[Extracted data entries]
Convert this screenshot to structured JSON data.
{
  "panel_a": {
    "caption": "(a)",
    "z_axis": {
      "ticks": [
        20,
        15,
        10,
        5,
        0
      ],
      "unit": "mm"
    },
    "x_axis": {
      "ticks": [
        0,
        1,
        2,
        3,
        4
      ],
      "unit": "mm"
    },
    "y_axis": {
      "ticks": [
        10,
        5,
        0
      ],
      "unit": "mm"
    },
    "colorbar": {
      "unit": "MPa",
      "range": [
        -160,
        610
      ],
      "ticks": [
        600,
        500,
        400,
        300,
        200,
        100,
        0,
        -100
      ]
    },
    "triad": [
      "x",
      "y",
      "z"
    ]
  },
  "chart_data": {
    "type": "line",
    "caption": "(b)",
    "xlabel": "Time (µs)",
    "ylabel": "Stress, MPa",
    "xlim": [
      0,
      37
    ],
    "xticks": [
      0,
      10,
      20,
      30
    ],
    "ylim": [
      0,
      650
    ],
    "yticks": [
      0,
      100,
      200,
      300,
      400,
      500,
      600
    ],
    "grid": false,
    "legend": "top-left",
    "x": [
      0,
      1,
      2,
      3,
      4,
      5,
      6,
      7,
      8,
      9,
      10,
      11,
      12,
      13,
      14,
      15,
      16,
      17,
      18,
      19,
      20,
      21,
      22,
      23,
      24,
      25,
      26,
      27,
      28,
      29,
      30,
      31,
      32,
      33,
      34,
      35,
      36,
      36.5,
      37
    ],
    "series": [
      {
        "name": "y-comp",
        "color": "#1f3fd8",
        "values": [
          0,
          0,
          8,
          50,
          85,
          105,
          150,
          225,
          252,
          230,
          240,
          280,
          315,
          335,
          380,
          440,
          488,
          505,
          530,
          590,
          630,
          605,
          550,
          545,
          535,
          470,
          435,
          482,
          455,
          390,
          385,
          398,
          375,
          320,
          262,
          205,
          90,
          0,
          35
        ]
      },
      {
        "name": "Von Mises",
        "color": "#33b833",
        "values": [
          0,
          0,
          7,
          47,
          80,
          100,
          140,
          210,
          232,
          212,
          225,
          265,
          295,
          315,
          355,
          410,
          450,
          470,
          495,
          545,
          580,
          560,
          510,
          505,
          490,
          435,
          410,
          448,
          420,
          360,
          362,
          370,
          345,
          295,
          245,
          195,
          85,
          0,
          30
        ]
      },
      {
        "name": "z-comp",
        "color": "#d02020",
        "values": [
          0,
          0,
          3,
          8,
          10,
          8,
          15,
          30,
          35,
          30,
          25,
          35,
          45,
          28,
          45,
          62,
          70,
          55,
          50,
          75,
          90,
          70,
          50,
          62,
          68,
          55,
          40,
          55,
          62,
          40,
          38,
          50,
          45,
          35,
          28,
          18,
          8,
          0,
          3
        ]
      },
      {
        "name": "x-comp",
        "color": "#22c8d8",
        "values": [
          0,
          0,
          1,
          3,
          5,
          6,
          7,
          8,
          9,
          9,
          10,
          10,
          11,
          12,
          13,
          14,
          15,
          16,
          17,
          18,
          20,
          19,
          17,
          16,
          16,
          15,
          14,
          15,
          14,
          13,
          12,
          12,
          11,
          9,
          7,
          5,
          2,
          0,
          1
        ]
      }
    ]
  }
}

WORK TO COMPLETE
Reproduce all of the records exactly.

EXPECTED ANSWER
Convert this screenshot to structured JSON data.
{
  "panel_a": {
    "caption": "(a)",
    "z_axis": {
      "ticks": [
        20,
        15,
        10,
        5,
        0
      ],
      "unit": "mm"
    },
    "x_axis": {
      "ticks": [
        0,
        1,
        2,
        3,
        4
      ],
      "unit": "mm"
    },
    "y_axis": {
      "ticks": [
        10,
        5,
        0
      ],
      "unit": "mm"
    },
    "colorbar": {
      "unit": "MPa",
      "range": [
        -160,
        610
      ],
      "ticks": [
        600,
        500,
        400,
        300,
        200,
        100,
        0,
        -100
      ]
    },
    "triad": [
      "x",
      "y",
      "z"
    ]
  },
  "chart_data": {
    "type": "line",
    "caption": "(b)",
    "xlabel": "Time (µs)",
    "ylabel": "Stress, MPa",
    "xlim": [
      0,
      37
    ],
    "xticks": [
      0,
      10,
      20,
      30
    ],
    "ylim": [
      0,
      650
    ],
    "yticks": [
      0,
      100,
      200,
      300,
      400,
      500,
      600
    ],
    "grid": false,
    "legend": "top-left",
    "x": [
      0,
      1,
      2,
      3,
      4,
      5,
      6,
      7,
      8,
      9,
      10,
      11,
      12,
      13,
      14,
      15,
      16,
      17,
      18,
      19,
      20,
      21,
      22,
      23,
      24,
      25,
      26,
      27,
      28,
      29,
      30,
      31,
      32,
      33,
      34,
      35,
      36,
      36.5,
      37
    ],
    "series": [
      {
        "name": "y-comp",
        "color": "#1f3fd8",
        "values": [
          0,
          0,
          8,
          50,
          85,
          105,
          150,
          225,
          252,
          230,
          240,
          280,
          315,
          335,
          380,
          440,
          488,
          505,
          530,
          590,
          630,
          605,
          550,
          545,
          535,
          470,
          435,
          482,
          455,
          390,
          385,
          398,
          375,
          320,
          262,
          205,
          90,
          0,
          35
        ]
      },
      {
        "name": "Von Mises",
        "color": "#33b833",
        "values": [
          0,
          0,
          7,
          47,
          80,
          100,
          140,
          210,
          232,
          212,
          225,
          265,
          295,
          315,
          355,
          410,
          450,
          470,
          495,
          545,
          580,
          560,
          510,
          505,
          490,
          435,
          410,
          448,
          420,
          360,
          362,
          370,
          345,
          295,
          245,
          195,
          85,
          0,
          30
        ]
      },
      {
        "name": "z-comp",
        "color": "#d02020",
        "values": [
          0,
          0,
          3,
          8,
          10,
          8,
          15,
          30,
          35,
          30,
          25,
          35,
          45,
          28,
          45,
          62,
          70,
          55,
          50,
          75,
          90,
          70,
          50,
          62,
          68,
          55,
          40,
          55,
          62,
          40,
          38,
          50,
          45,
          35,
          28,
          18,
          8,
          0,
          3
        ]
      },
      {
        "name": "x-comp",
        "color": "#22c8d8",
        "values": [
          0,
          0,
          1,
          3,
          5,
          6,
          7,
          8,
          9,
          9,
          10,
          10,
          11,
          12,
          13,
          14,
          15,
          16,
          17,
          18,
          20,
          19,
          17,
          16,
          16,
          15,
          14,
          15,
          14,
          13,
          12,
          12,
          11,
          9,
          7,
          5,
          2,
          0,
          1
        ]
      }
    ]
  }
}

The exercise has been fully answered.